▸ **INPUT FOR THIS TASK**:
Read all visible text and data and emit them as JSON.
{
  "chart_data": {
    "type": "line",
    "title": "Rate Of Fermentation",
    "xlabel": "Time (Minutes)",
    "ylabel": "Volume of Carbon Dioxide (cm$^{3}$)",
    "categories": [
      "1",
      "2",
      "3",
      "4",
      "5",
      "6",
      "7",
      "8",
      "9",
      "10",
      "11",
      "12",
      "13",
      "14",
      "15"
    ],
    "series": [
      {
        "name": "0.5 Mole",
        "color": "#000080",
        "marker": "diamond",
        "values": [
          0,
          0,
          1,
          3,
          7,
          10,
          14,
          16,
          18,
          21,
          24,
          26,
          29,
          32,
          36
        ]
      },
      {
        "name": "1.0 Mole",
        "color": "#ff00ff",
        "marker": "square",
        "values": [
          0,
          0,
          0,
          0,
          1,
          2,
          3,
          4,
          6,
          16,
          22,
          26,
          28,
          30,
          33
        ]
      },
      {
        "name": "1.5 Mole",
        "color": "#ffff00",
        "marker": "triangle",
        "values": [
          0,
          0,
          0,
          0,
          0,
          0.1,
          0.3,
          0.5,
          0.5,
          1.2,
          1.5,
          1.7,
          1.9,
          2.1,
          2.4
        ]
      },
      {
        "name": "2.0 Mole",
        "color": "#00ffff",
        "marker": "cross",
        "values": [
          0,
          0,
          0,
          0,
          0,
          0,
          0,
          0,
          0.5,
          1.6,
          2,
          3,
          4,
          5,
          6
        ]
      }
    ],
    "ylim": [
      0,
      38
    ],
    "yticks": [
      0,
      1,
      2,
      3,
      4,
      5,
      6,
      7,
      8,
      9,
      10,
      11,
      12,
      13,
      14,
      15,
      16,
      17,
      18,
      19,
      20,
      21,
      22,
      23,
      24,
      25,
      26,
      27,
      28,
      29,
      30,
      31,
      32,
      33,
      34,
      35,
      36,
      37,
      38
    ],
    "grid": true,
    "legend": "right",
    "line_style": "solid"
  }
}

▸ **WHAT IS BEING ASKED**: Read the data above. Pull out each line in which the string "color" appears.

▸ **RESULT FOR THIS TASK**:
        "color": "#000080",
        "color": "#ff00ff",
        "color": "#ffff00",
        "color": "#00ffff",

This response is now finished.